THE EXERCISE
Retype all of the data. Every line must match exactly.

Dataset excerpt
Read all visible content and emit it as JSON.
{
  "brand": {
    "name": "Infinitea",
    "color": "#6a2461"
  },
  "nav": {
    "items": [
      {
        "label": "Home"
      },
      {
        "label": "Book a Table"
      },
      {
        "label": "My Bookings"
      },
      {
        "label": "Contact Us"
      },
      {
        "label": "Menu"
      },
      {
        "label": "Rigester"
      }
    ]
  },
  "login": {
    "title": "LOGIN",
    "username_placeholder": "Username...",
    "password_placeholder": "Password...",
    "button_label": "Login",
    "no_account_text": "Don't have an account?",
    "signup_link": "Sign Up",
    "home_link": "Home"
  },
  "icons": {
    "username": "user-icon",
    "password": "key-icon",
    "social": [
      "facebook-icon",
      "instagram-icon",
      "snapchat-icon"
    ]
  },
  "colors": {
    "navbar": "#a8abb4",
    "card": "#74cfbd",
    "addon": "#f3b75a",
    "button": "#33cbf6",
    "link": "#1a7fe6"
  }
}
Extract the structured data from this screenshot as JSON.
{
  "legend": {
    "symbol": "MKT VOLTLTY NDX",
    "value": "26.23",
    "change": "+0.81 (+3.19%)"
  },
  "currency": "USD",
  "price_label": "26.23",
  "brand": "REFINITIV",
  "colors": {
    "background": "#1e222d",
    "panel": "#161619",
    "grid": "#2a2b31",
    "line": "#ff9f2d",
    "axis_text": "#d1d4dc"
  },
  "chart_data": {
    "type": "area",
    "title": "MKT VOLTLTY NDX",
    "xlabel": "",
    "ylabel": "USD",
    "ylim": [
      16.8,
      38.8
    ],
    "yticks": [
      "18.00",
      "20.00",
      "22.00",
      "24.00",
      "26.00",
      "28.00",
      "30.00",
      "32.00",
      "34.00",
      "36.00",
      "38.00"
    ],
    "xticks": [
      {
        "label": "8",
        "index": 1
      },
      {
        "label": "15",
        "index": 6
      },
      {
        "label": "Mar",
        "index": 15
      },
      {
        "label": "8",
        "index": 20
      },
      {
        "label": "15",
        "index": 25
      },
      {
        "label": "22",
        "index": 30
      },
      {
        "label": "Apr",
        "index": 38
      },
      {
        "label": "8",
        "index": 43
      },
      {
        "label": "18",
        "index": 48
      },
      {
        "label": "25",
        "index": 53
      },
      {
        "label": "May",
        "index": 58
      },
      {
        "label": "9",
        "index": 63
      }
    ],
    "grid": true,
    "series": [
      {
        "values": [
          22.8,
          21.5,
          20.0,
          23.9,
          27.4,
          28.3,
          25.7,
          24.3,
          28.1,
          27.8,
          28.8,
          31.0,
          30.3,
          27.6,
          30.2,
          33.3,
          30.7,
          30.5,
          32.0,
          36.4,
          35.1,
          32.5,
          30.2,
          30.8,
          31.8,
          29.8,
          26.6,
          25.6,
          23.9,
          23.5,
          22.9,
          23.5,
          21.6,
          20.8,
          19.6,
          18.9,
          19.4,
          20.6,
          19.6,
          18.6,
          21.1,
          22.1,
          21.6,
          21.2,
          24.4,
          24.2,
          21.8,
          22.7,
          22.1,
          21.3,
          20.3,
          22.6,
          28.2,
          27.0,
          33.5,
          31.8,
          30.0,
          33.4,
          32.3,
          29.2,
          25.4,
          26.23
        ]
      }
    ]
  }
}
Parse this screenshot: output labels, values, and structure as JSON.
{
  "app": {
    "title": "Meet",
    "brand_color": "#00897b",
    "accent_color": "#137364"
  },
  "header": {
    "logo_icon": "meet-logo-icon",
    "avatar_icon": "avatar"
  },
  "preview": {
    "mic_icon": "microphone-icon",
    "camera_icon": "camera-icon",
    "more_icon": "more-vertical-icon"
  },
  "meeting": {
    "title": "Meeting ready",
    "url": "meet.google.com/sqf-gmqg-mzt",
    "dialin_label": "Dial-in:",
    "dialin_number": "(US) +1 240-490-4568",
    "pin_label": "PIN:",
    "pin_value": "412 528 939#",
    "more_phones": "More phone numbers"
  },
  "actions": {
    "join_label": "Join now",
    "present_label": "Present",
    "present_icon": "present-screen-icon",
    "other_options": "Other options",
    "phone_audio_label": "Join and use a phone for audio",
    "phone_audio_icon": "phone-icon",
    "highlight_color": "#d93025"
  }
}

TASK RESPONSE
Read all visible content and emit it as JSON.
{
  "brand": {
    "name": "Infinitea",
    "color": "#6a2461"
  },
  "nav": {
    "items": [
      {
        "label": "Home"
      },
      {
        "label": "Book a Table"
      },
      {
        "label": "My Bookings"
      },
      {
        "label": "Contact Us"
      },
      {
        "label": "Menu"
      },
      {
        "label": "Rigester"
      }
    ]
  },
  "login": {
    "title": "LOGIN",
    "username_placeholder": "Username...",
    "password_placeholder": "Password...",
    "button_label": "Login",
    "no_account_text": "Don't have an account?",
    "signup_link": "Sign Up",
    "home_link": "Home"
  },
  "icons": {
    "username": "user-icon",
    "password": "key-icon",
    "social": [
      "facebook-icon",
      "instagram-icon",
      "snapchat-icon"
    ]
  },
  "colors": {
    "navbar": "#a8abb4",
    "card": "#74cfbd",
    "addon": "#f3b75a",
    "button": "#33cbf6",
    "link": "#1a7fe6"
  }
}
Extract the structured data from this screenshot as JSON.
{
  "legend": {
    "symbol": "MKT VOLTLTY NDX",
    "value": "26.23",
    "change": "+0.81 (+3.19%)"
  },
  "currency": "USD",
  "price_label": "26.23",
  "brand": "REFINITIV",
  "colors": {
    "background": "#1e222d",
    "panel": "#161619",
    "grid": "#2a2b31",
    "line": "#ff9f2d",
    "axis_text": "#d1d4dc"
  },
  "chart_data": {
    "type": "area",
    "title": "MKT VOLTLTY NDX",
    "xlabel": "",
    "ylabel": "USD",
    "ylim": [
      16.8,
      38.8
    ],
    "yticks": [
      "18.00",
      "20.00",
      "22.00",
      "24.00",
      "26.00",
      "28.00",
      "30.00",
      "32.00",
      "34.00",
      "36.00",
      "38.00"
    ],
    "xticks": [
      {
        "label": "8",
        "index": 1
      },
      {
        "label": "15",
        "index": 6
      },
      {
        "label": "Mar",
        "index": 15
      },
      {
        "label": "8",
        "index": 20
      },
      {
        "label": "15",
        "index": 25
      },
      {
        "label": "22",
        "index": 30
      },
      {
        "label": "Apr",
        "index": 38
      },
      {
        "label": "8",
        "index": 43
      },
      {
        "label": "18",
        "index": 48
      },
      {
        "label": "25",
        "index": 53
      },
      {
        "label": "May",
        "index": 58
      },
      {
        "label": "9",
        "index": 63
      }
    ],
    "grid": true,
    "series": [
      {
        "values": [
          22.8,
          21.5,
          20.0,
          23.9,
          27.4,
          28.3,
          25.7,
          24.3,
          28.1,
          27.8,
          28.8,
          31.0,
          30.3,
          27.6,
          30.2,
          33.3,
          30.7,
          30.5,
          32.0,
          36.4,
          35.1,
          32.5,
          30.2,
          30.8,
          31.8,
          29.8,
          26.6,
          25.6,
          23.9,
          23.5,
          22.9,
          23.5,
          21.6,
          20.8,
          19.6,
          18.9,
          19.4,
          20.6,
          19.6,
          18.6,
          21.1,
          22.1,
          21.6,
          21.2,
          24.4,
          24.2,
          21.8,
          22.7,
          22.1,
          21.3,
          20.3,
          22.6,
          28.2,
          27.0,
          33.5,
          31.8,
          30.0,
          33.4,
          32.3,
          29.2,
          25.4,
          26.23
        ]
      }
    ]
  }
}
Parse this screenshot: output labels, values, and structure as JSON.
{
  "app": {
    "title": "Meet",
    "brand_color": "#00897b",
    "accent_color": "#137364"
  },
  "header": {
    "logo_icon": "meet-logo-icon",
    "avatar_icon": "avatar"
  },
  "preview": {
    "mic_icon": "microphone-icon",
    "camera_icon": "camera-icon",
    "more_icon": "more-vertical-icon"
  },
  "meeting": {
    "title": "Meeting ready",
    "url": "meet.google.com/sqf-gmqg-mzt",
    "dialin_label": "Dial-in:",
    "dialin_number": "(US) +1 240-490-4568",
    "pin_label": "PIN:",
    "pin_value": "412 528 939#",
    "more_phones": "More phone numbers"
  },
  "actions": {
    "join_label": "Join now",
    "present_label": "Present",
    "present_icon": "present-screen-icon",
    "other_options": "Other options",
    "phone_audio_label": "Join and use a phone for audio",
    "phone_audio_icon": "phone-icon",
    "highlight_color": "#d93025"
  }
}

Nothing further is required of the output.